• _YOUR OBJECTIVE_: Please output the lines shown below exactly as they appear.

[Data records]

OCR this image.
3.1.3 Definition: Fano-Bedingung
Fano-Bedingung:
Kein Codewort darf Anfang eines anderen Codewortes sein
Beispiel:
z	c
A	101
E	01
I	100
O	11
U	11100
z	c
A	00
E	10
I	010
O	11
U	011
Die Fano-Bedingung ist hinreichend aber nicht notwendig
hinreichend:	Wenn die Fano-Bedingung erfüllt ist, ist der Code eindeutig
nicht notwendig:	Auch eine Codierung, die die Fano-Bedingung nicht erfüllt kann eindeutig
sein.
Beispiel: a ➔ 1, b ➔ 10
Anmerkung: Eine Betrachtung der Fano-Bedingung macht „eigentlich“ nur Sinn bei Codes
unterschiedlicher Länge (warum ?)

• _RESULT OF THE TASK_:
OCR this image.
3.1.3 Definition: Fano-Bedingung
Fano-Bedingung:
Kein Codewort darf Anfang eines anderen Codewortes sein
Beispiel:
z	c
A	101
E	01
I	100
O	11
U	11100
z	c
A	00
E	10
I	010
O	11
U	011
Die Fano-Bedingung ist hinreichend aber nicht notwendig
hinreichend:	Wenn die Fano-Bedingung erfüllt ist, ist der Code eindeutig
nicht notwendig:	Auch eine Codierung, die die Fano-Bedingung nicht erfüllt kann eindeutig
sein.
Beispiel: a ➔ 1, b ➔ 10
Anmerkung: Eine Betrachtung der Fano-Bedingung macht „eigentlich“ nur Sinn bei Codes
unterschiedlicher Länge (warum ?)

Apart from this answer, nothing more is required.